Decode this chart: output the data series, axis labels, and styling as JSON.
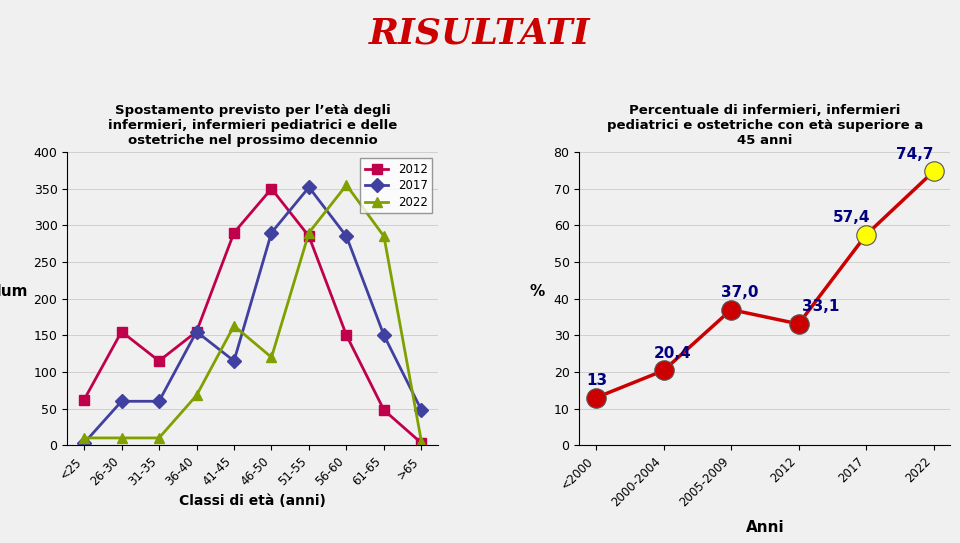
{
  "title_main": "RISULTATI",
  "left_chart": {
    "title": "Spostamento previsto per l’età degli\ninfermieri, infermieri pediatrici e delle\nostetriche nel prossimo decennio",
    "xlabel": "Classi di età (anni)",
    "ylabel": "Num",
    "categories": [
      "<25",
      "26-30",
      "31-35",
      "36-40",
      "41-45",
      "46-50",
      "51-55",
      "56-60",
      "61-65",
      ">65"
    ],
    "series": {
      "2012": [
        62,
        155,
        115,
        155,
        290,
        350,
        285,
        150,
        48,
        3
      ],
      "2017": [
        3,
        60,
        60,
        155,
        115,
        290,
        352,
        285,
        150,
        48
      ],
      "2022": [
        10,
        10,
        10,
        68,
        163,
        120,
        290,
        355,
        285,
        5
      ]
    },
    "colors": {
      "2012": "#c0004b",
      "2017": "#4040a0",
      "2022": "#80a000"
    },
    "markers": {
      "2012": "s",
      "2017": "D",
      "2022": "^"
    },
    "ylim": [
      0,
      400
    ],
    "yticks": [
      0,
      50,
      100,
      150,
      200,
      250,
      300,
      350,
      400
    ]
  },
  "right_chart": {
    "title": "Percentuale di infermieri, infermieri\npediatrici e ostetriche con età superiore a\n45 anni",
    "xlabel": "Anni",
    "ylabel": "%",
    "categories": [
      "<2000",
      "2000-2004",
      "2005-2009",
      "2012",
      "2017",
      "2022"
    ],
    "values": [
      13,
      20.4,
      37.0,
      33.1,
      57.4,
      74.7
    ],
    "labels": [
      "13",
      "20,4",
      "37,0",
      "33,1",
      "57,4",
      "74,7"
    ],
    "line_color": "#cc0000",
    "marker_colors": [
      "#cc0000",
      "#cc0000",
      "#cc0000",
      "#cc0000",
      "#ffff00",
      "#ffff00"
    ],
    "marker_size": 14,
    "label_color": "#000080",
    "ylim": [
      0,
      80
    ],
    "yticks": [
      0,
      10,
      20,
      30,
      40,
      50,
      60,
      70,
      80
    ]
  },
  "background_color": "#f0f0f0"
}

::::::

▶ [WHAT TO WORK ON] Print out the material word for word, omitting the pictures.

▶ [RESPONSE FOR THIS EXERCISE]
Decode this chart: output the data series, axis labels, and styling as JSON.
{
  "title_main": "RISULTATI",
  "left_chart": {
    "title": "Spostamento previsto per l’età degli\ninfermieri, infermieri pediatrici e delle\nostetriche nel prossimo decennio",
    "xlabel": "Classi di età (anni)",
    "ylabel": "Num",
    "categories": [
      "<25",
      "26-30",
      "31-35",
      "36-40",
      "41-45",
      "46-50",
      "51-55",
      "56-60",
      "61-65",
      ">65"
    ],
    "series": {
      "2012": [
        62,
        155,
        115,
        155,
        290,
        350,
        285,
        150,
        48,
        3
      ],
      "2017": [
        3,
        60,
        60,
        155,
        115,
        290,
        352,
        285,
        150,
        48
      ],
      "2022": [
        10,
        10,
        10,
        68,
        163,
        120,
        290,
        355,
        285,
        5
      ]
    },
    "colors": {
      "2012": "#c0004b",
      "2017": "#4040a0",
      "2022": "#80a000"
    },
    "markers": {
      "2012": "s",
      "2017": "D",
      "2022": "^"
    },
    "ylim": [
      0,
      400
    ],
    "yticks": [
      0,
      50,
      100,
      150,
      200,
      250,
      300,
      350,
      400
    ]
  },
  "right_chart": {
    "title": "Percentuale di infermieri, infermieri\npediatrici e ostetriche con età superiore a\n45 anni",
    "xlabel": "Anni",
    "ylabel": "%",
    "categories": [
      "<2000",
      "2000-2004",
      "2005-2009",
      "2012",
      "2017",
      "2022"
    ],
    "values": [
      13,
      20.4,
      37.0,
      33.1,
      57.4,
      74.7
    ],
    "labels": [
      "13",
      "20,4",
      "37,0",
      "33,1",
      "57,4",
      "74,7"
    ],
    "line_color": "#cc0000",
    "marker_colors": [
      "#cc0000",
      "#cc0000",
      "#cc0000",
      "#cc0000",
      "#ffff00",
      "#ffff00"
    ],
    "marker_size": 14,
    "label_color": "#000080",
    "ylim": [
      0,
      80
    ],
    "yticks": [
      0,
      10,
      20,
      30,
      40,
      50,
      60,
      70,
      80
    ]
  },
  "background_color": "#f0f0f0"
}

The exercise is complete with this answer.